__Data records__:
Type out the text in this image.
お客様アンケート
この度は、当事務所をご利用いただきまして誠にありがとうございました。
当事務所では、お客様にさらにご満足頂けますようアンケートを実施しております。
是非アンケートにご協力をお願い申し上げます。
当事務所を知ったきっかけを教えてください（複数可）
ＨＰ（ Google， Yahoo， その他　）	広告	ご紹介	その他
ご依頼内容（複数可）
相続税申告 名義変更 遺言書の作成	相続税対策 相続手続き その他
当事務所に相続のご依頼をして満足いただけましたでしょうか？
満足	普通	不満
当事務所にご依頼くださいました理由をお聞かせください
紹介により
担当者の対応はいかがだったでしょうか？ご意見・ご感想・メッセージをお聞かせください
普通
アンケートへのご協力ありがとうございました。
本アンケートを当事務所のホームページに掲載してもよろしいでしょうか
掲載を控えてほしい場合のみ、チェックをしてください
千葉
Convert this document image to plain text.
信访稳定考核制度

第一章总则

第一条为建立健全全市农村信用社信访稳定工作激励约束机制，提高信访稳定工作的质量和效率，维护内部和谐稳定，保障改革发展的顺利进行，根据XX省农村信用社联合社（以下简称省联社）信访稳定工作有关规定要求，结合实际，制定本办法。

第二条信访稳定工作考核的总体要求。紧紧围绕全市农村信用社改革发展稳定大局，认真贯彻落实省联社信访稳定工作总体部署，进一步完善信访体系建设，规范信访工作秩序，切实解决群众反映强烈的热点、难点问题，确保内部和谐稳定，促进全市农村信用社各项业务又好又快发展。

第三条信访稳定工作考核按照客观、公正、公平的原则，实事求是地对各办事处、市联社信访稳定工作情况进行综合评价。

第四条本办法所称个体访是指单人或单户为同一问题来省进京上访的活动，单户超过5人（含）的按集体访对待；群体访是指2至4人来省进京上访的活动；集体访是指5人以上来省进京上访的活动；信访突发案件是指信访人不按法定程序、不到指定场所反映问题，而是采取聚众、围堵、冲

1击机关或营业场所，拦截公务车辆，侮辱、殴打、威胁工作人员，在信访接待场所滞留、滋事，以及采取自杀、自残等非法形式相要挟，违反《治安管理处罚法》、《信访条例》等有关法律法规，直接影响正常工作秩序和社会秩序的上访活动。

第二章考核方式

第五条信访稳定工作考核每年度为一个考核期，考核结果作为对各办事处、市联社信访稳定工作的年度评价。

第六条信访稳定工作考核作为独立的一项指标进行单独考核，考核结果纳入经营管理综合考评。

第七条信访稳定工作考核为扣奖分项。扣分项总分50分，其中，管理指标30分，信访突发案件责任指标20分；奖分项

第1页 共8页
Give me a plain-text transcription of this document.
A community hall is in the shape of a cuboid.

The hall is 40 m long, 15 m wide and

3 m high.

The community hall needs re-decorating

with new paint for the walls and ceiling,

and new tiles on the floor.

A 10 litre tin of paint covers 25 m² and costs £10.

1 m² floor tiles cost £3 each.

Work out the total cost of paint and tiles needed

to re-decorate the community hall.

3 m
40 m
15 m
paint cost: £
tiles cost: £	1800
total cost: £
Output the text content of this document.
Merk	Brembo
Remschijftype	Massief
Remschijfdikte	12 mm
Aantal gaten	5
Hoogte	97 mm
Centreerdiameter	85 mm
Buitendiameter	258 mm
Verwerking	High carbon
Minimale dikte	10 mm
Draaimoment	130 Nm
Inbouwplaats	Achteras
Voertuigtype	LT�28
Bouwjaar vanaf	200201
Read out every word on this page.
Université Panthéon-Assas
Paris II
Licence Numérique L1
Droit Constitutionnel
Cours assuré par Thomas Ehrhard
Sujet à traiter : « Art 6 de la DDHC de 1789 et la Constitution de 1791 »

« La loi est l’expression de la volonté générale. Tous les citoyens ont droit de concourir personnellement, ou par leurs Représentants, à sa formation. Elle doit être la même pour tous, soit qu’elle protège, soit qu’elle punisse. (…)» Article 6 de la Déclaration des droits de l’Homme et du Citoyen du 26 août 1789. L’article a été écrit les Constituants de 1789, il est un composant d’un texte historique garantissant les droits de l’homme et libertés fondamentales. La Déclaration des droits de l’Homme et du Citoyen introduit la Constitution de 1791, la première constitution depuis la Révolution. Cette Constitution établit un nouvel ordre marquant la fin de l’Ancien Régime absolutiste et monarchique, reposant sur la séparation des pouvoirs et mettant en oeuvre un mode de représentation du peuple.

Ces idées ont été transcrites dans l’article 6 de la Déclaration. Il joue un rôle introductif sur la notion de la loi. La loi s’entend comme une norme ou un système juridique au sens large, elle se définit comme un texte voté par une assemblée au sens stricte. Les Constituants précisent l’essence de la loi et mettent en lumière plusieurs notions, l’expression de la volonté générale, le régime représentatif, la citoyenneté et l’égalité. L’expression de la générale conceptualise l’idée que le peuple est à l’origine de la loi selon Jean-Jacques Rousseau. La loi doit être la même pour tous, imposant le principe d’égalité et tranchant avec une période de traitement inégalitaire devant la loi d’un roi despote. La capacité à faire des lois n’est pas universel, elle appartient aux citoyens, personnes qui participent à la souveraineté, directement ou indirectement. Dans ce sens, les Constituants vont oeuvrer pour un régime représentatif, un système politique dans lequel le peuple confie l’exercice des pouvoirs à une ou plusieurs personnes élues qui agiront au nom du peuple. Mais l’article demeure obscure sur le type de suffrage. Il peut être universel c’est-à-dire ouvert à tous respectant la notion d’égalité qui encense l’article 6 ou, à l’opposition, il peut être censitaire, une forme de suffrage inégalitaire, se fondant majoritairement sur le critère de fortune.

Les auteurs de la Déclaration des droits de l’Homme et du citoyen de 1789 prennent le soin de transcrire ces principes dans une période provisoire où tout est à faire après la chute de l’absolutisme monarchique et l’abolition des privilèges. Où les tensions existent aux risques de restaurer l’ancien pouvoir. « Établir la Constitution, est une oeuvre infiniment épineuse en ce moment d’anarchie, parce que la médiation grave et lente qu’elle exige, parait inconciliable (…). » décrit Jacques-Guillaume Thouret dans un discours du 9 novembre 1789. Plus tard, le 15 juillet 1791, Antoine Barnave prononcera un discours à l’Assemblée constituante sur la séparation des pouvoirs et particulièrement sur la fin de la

__SET PROBLEM__:
Extract the full listing above without altering anything.

__EXERCISE OUTPUT__:
Type out the text in this image.
お客様アンケート
この度は、当事務所をご利用いただきまして誠にありがとうございました。
当事務所では、お客様にさらにご満足頂けますようアンケートを実施しております。
是非アンケートにご協力をお願い申し上げます。
当事務所を知ったきっかけを教えてください（複数可）
ＨＰ（ Google， Yahoo， その他　）	広告	ご紹介	その他
ご依頼内容（複数可）
相続税申告 名義変更 遺言書の作成	相続税対策 相続手続き その他
当事務所に相続のご依頼をして満足いただけましたでしょうか？
満足	普通	不満
当事務所にご依頼くださいました理由をお聞かせください
紹介により
担当者の対応はいかがだったでしょうか？ご意見・ご感想・メッセージをお聞かせください
普通
アンケートへのご協力ありがとうございました。
本アンケートを当事務所のホームページに掲載してもよろしいでしょうか
掲載を控えてほしい場合のみ、チェックをしてください
千葉
Convert this document image to plain text.
信访稳定考核制度

第一章总则

第一条为建立健全全市农村信用社信访稳定工作激励约束机制，提高信访稳定工作的质量和效率，维护内部和谐稳定，保障改革发展的顺利进行，根据XX省农村信用社联合社（以下简称省联社）信访稳定工作有关规定要求，结合实际，制定本办法。

第二条信访稳定工作考核的总体要求。紧紧围绕全市农村信用社改革发展稳定大局，认真贯彻落实省联社信访稳定工作总体部署，进一步完善信访体系建设，规范信访工作秩序，切实解决群众反映强烈的热点、难点问题，确保内部和谐稳定，促进全市农村信用社各项业务又好又快发展。

第三条信访稳定工作考核按照客观、公正、公平的原则，实事求是地对各办事处、市联社信访稳定工作情况进行综合评价。

第四条本办法所称个体访是指单人或单户为同一问题来省进京上访的活动，单户超过5人（含）的按集体访对待；群体访是指2至4人来省进京上访的活动；集体访是指5人以上来省进京上访的活动；信访突发案件是指信访人不按法定程序、不到指定场所反映问题，而是采取聚众、围堵、冲

1击机关或营业场所，拦截公务车辆，侮辱、殴打、威胁工作人员，在信访接待场所滞留、滋事，以及采取自杀、自残等非法形式相要挟，违反《治安管理处罚法》、《信访条例》等有关法律法规，直接影响正常工作秩序和社会秩序的上访活动。

第二章考核方式

第五条信访稳定工作考核每年度为一个考核期，考核结果作为对各办事处、市联社信访稳定工作的年度评价。

第六条信访稳定工作考核作为独立的一项指标进行单独考核，考核结果纳入经营管理综合考评。

第七条信访稳定工作考核为扣奖分项。扣分项总分50分，其中，管理指标30分，信访突发案件责任指标20分；奖分项

第1页 共8页
Give me a plain-text transcription of this document.
A community hall is in the shape of a cuboid.

The hall is 40 m long, 15 m wide and

3 m high.

The community hall needs re-decorating

with new paint for the walls and ceiling,

and new tiles on the floor.

A 10 litre tin of paint covers 25 m² and costs £10.

1 m² floor tiles cost £3 each.

Work out the total cost of paint and tiles needed

to re-decorate the community hall.

3 m
40 m
15 m
paint cost: £
tiles cost: £	1800
total cost: £
Output the text content of this document.
Merk	Brembo
Remschijftype	Massief
Remschijfdikte	12 mm
Aantal gaten	5
Hoogte	97 mm
Centreerdiameter	85 mm
Buitendiameter	258 mm
Verwerking	High carbon
Minimale dikte	10 mm
Draaimoment	130 Nm
Inbouwplaats	Achteras
Voertuigtype	LT�28
Bouwjaar vanaf	200201
Read out every word on this page.
Université Panthéon-Assas
Paris II
Licence Numérique L1
Droit Constitutionnel
Cours assuré par Thomas Ehrhard
Sujet à traiter : « Art 6 de la DDHC de 1789 et la Constitution de 1791 »

« La loi est l’expression de la volonté générale. Tous les citoyens ont droit de concourir personnellement, ou par leurs Représentants, à sa formation. Elle doit être la même pour tous, soit qu’elle protège, soit qu’elle punisse. (…)» Article 6 de la Déclaration des droits de l’Homme et du Citoyen du 26 août 1789. L’article a été écrit les Constituants de 1789, il est un composant d’un texte historique garantissant les droits de l’homme et libertés fondamentales. La Déclaration des droits de l’Homme et du Citoyen introduit la Constitution de 1791, la première constitution depuis la Révolution. Cette Constitution établit un nouvel ordre marquant la fin de l’Ancien Régime absolutiste et monarchique, reposant sur la séparation des pouvoirs et mettant en oeuvre un mode de représentation du peuple.

Ces idées ont été transcrites dans l’article 6 de la Déclaration. Il joue un rôle introductif sur la notion de la loi. La loi s’entend comme une norme ou un système juridique au sens large, elle se définit comme un texte voté par une assemblée au sens stricte. Les Constituants précisent l’essence de la loi et mettent en lumière plusieurs notions, l’expression de la volonté générale, le régime représentatif, la citoyenneté et l’égalité. L’expression de la générale conceptualise l’idée que le peuple est à l’origine de la loi selon Jean-Jacques Rousseau. La loi doit être la même pour tous, imposant le principe d’égalité et tranchant avec une période de traitement inégalitaire devant la loi d’un roi despote. La capacité à faire des lois n’est pas universel, elle appartient aux citoyens, personnes qui participent à la souveraineté, directement ou indirectement. Dans ce sens, les Constituants vont oeuvrer pour un régime représentatif, un système politique dans lequel le peuple confie l’exercice des pouvoirs à une ou plusieurs personnes élues qui agiront au nom du peuple. Mais l’article demeure obscure sur le type de suffrage. Il peut être universel c’est-à-dire ouvert à tous respectant la notion d’égalité qui encense l’article 6 ou, à l’opposition, il peut être censitaire, une forme de suffrage inégalitaire, se fondant majoritairement sur le critère de fortune.

Les auteurs de la Déclaration des droits de l’Homme et du citoyen de 1789 prennent le soin de transcrire ces principes dans une période provisoire où tout est à faire après la chute de l’absolutisme monarchique et l’abolition des privilèges. Où les tensions existent aux risques de restaurer l’ancien pouvoir. « Établir la Constitution, est une oeuvre infiniment épineuse en ce moment d’anarchie, parce que la médiation grave et lente qu’elle exige, parait inconciliable (…). » décrit Jacques-Guillaume Thouret dans un discours du 9 novembre 1789. Plus tard, le 15 juillet 1791, Antoine Barnave prononcera un discours à l’Assemblée constituante sur la séparation des pouvoirs et particulièrement sur la fin de la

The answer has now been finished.